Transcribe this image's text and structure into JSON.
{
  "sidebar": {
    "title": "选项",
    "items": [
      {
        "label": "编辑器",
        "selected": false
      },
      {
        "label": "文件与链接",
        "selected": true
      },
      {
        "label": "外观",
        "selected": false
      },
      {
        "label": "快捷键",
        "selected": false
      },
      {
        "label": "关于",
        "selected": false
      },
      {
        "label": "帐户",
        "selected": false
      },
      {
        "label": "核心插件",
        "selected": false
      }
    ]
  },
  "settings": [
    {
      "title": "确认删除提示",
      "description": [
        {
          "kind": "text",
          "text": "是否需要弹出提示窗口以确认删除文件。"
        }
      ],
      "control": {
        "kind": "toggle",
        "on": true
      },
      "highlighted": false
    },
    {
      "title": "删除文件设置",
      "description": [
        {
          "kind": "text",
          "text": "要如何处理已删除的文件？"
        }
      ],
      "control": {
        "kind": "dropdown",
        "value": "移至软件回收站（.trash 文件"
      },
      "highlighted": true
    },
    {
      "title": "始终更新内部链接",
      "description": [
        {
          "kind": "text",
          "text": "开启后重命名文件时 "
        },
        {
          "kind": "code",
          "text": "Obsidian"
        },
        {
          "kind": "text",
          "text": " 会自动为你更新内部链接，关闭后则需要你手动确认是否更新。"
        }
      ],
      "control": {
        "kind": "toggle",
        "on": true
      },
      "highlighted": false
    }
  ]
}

● **What the task requires**
Reproduce all of the records exactly.

● **Output for this task**
Transcribe this image's text and structure into JSON.
{
  "sidebar": {
    "title": "选项",
    "items": [
      {
        "label": "编辑器",
        "selected": false
      },
      {
        "label": "文件与链接",
        "selected": true
      },
      {
        "label": "外观",
        "selected": false
      },
      {
        "label": "快捷键",
        "selected": false
      },
      {
        "label": "关于",
        "selected": false
      },
      {
        "label": "帐户",
        "selected": false
      },
      {
        "label": "核心插件",
        "selected": false
      }
    ]
  },
  "settings": [
    {
      "title": "确认删除提示",
      "description": [
        {
          "kind": "text",
          "text": "是否需要弹出提示窗口以确认删除文件。"
        }
      ],
      "control": {
        "kind": "toggle",
        "on": true
      },
      "highlighted": false
    },
    {
      "title": "删除文件设置",
      "description": [
        {
          "kind": "text",
          "text": "要如何处理已删除的文件？"
        }
      ],
      "control": {
        "kind": "dropdown",
        "value": "移至软件回收站（.trash 文件"
      },
      "highlighted": true
    },
    {
      "title": "始终更新内部链接",
      "description": [
        {
          "kind": "text",
          "text": "开启后重命名文件时 "
        },
        {
          "kind": "code",
          "text": "Obsidian"
        },
        {
          "kind": "text",
          "text": " 会自动为你更新内部链接，关闭后则需要你手动确认是否更新。"
        }
      ],
      "control": {
        "kind": "toggle",
        "on": true
      },
      "highlighted": false
    }
  ]
}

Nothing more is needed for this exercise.